Records:

— start —

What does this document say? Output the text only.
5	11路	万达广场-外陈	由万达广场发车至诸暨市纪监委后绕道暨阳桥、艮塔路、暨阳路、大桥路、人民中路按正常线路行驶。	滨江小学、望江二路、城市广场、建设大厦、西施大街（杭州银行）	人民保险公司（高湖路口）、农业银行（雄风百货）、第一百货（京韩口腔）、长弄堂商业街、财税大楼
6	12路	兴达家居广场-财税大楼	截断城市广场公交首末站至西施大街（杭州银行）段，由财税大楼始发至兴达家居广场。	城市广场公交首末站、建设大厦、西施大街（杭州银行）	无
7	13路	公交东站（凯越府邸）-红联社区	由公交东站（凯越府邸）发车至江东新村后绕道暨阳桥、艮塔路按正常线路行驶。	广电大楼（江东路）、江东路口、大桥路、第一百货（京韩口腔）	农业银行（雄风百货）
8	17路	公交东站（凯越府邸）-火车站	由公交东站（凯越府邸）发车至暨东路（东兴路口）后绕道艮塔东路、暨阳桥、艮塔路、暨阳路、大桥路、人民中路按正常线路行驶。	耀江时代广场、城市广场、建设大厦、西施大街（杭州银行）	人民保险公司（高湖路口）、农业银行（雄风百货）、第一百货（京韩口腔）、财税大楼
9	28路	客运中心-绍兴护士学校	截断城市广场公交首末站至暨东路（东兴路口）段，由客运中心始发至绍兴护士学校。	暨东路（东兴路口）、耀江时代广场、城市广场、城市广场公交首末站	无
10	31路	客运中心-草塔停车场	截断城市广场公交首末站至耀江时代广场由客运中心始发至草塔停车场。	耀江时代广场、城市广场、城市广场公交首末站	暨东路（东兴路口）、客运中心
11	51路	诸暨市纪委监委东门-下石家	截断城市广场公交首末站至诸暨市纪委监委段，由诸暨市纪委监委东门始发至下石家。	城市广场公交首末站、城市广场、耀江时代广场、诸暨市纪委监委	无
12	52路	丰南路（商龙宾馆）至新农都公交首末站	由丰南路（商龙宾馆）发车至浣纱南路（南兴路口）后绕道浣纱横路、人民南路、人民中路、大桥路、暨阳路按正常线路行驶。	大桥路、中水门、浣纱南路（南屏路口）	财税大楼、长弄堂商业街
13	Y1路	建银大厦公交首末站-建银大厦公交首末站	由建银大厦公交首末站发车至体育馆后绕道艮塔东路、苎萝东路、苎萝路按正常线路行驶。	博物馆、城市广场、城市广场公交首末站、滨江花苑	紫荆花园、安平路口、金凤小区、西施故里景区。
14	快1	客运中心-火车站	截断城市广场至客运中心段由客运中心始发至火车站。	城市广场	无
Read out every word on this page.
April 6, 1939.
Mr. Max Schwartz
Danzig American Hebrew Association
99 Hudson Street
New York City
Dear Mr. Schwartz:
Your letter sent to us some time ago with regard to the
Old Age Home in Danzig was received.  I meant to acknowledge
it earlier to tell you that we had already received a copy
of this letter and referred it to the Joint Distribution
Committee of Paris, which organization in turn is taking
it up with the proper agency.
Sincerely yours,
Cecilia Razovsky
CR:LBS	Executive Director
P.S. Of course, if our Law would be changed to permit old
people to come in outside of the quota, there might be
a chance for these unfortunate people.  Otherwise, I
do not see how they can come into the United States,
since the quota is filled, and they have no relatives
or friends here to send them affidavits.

— end —

# TASK TO CARRY OUT
Set down the material above again, word for word.

# OUTPUT OF THE EXERCISE
What does this document say? Output the text only.
5	11路	万达广场-外陈	由万达广场发车至诸暨市纪监委后绕道暨阳桥、艮塔路、暨阳路、大桥路、人民中路按正常线路行驶。	滨江小学、望江二路、城市广场、建设大厦、西施大街（杭州银行）	人民保险公司（高湖路口）、农业银行（雄风百货）、第一百货（京韩口腔）、长弄堂商业街、财税大楼
6	12路	兴达家居广场-财税大楼	截断城市广场公交首末站至西施大街（杭州银行）段，由财税大楼始发至兴达家居广场。	城市广场公交首末站、建设大厦、西施大街（杭州银行）	无
7	13路	公交东站（凯越府邸）-红联社区	由公交东站（凯越府邸）发车至江东新村后绕道暨阳桥、艮塔路按正常线路行驶。	广电大楼（江东路）、江东路口、大桥路、第一百货（京韩口腔）	农业银行（雄风百货）
8	17路	公交东站（凯越府邸）-火车站	由公交东站（凯越府邸）发车至暨东路（东兴路口）后绕道艮塔东路、暨阳桥、艮塔路、暨阳路、大桥路、人民中路按正常线路行驶。	耀江时代广场、城市广场、建设大厦、西施大街（杭州银行）	人民保险公司（高湖路口）、农业银行（雄风百货）、第一百货（京韩口腔）、财税大楼
9	28路	客运中心-绍兴护士学校	截断城市广场公交首末站至暨东路（东兴路口）段，由客运中心始发至绍兴护士学校。	暨东路（东兴路口）、耀江时代广场、城市广场、城市广场公交首末站	无
10	31路	客运中心-草塔停车场	截断城市广场公交首末站至耀江时代广场由客运中心始发至草塔停车场。	耀江时代广场、城市广场、城市广场公交首末站	暨东路（东兴路口）、客运中心
11	51路	诸暨市纪委监委东门-下石家	截断城市广场公交首末站至诸暨市纪委监委段，由诸暨市纪委监委东门始发至下石家。	城市广场公交首末站、城市广场、耀江时代广场、诸暨市纪委监委	无
12	52路	丰南路（商龙宾馆）至新农都公交首末站	由丰南路（商龙宾馆）发车至浣纱南路（南兴路口）后绕道浣纱横路、人民南路、人民中路、大桥路、暨阳路按正常线路行驶。	大桥路、中水门、浣纱南路（南屏路口）	财税大楼、长弄堂商业街
13	Y1路	建银大厦公交首末站-建银大厦公交首末站	由建银大厦公交首末站发车至体育馆后绕道艮塔东路、苎萝东路、苎萝路按正常线路行驶。	博物馆、城市广场、城市广场公交首末站、滨江花苑	紫荆花园、安平路口、金凤小区、西施故里景区。
14	快1	客运中心-火车站	截断城市广场至客运中心段由客运中心始发至火车站。	城市广场	无
Read out every word on this page.
April 6, 1939.
Mr. Max Schwartz
Danzig American Hebrew Association
99 Hudson Street
New York City
Dear Mr. Schwartz:
Your letter sent to us some time ago with regard to the
Old Age Home in Danzig was received.  I meant to acknowledge
it earlier to tell you that we had already received a copy
of this letter and referred it to the Joint Distribution
Committee of Paris, which organization in turn is taking
it up with the proper agency.
Sincerely yours,
Cecilia Razovsky
CR:LBS	Executive Director
P.S. Of course, if our Law would be changed to permit old
people to come in outside of the quota, there might be
a chance for these unfortunate people.  Otherwise, I
do not see how they can come into the United States,
since the quota is filled, and they have no relatives
or friends here to send them affidavits.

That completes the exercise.